§ TASK DESCRIPTION
Gather each line of the entries below that includes "this".

§ RECORDS FOR THE EXERCISE
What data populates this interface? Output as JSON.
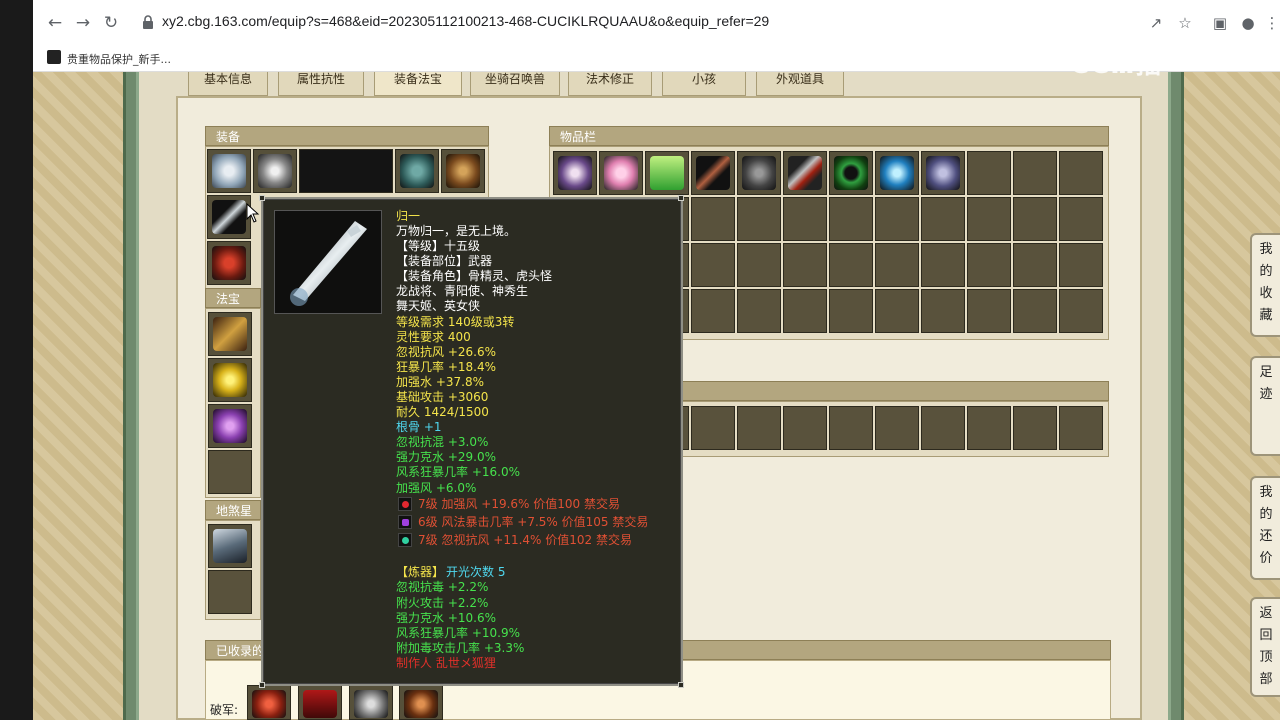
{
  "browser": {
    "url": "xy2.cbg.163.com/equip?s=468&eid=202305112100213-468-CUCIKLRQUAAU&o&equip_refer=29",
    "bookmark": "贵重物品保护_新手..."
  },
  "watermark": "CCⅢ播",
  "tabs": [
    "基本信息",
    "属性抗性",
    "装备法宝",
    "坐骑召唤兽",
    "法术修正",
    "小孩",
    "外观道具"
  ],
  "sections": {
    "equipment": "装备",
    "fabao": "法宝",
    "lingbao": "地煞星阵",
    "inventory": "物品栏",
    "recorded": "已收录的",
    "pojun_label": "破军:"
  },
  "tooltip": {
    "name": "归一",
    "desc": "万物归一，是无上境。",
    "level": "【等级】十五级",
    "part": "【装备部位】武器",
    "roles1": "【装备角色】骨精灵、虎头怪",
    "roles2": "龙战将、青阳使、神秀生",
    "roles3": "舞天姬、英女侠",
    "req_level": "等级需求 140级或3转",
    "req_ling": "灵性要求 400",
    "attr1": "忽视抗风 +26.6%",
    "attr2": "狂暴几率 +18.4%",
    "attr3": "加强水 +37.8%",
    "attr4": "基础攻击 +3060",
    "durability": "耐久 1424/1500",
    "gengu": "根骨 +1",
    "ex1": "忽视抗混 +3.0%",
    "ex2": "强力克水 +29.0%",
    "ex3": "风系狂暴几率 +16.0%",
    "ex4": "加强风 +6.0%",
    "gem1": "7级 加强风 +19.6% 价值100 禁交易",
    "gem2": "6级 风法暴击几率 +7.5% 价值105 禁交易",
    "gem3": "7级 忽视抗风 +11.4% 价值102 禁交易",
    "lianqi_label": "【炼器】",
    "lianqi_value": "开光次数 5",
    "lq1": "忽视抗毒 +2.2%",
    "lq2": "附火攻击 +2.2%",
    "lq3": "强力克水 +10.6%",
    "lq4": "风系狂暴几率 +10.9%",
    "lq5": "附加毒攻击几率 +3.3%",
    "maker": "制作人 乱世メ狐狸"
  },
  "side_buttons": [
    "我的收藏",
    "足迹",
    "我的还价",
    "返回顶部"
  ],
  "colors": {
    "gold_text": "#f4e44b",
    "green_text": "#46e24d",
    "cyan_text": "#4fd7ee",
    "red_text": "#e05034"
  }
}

---

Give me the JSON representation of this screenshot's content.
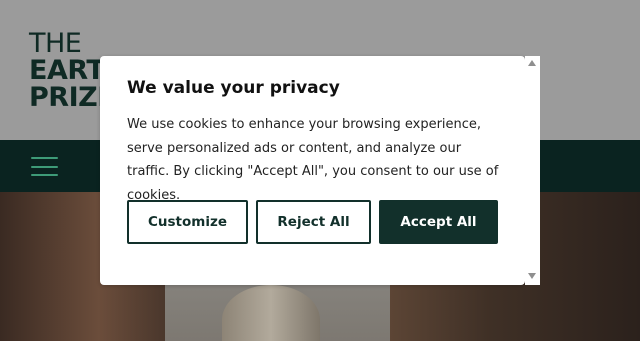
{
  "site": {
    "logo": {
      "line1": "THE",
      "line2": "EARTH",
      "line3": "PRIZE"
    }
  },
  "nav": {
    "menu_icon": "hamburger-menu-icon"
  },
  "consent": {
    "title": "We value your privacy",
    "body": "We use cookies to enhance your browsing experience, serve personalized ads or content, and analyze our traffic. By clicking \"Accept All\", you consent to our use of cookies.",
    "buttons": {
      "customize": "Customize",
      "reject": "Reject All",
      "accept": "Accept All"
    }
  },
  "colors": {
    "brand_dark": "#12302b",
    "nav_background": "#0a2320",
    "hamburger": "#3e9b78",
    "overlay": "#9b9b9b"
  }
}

§ WORKED SOLUTION
What data populates this interface? Output as JSON.
Give me the JSON representation of this screenshot's content.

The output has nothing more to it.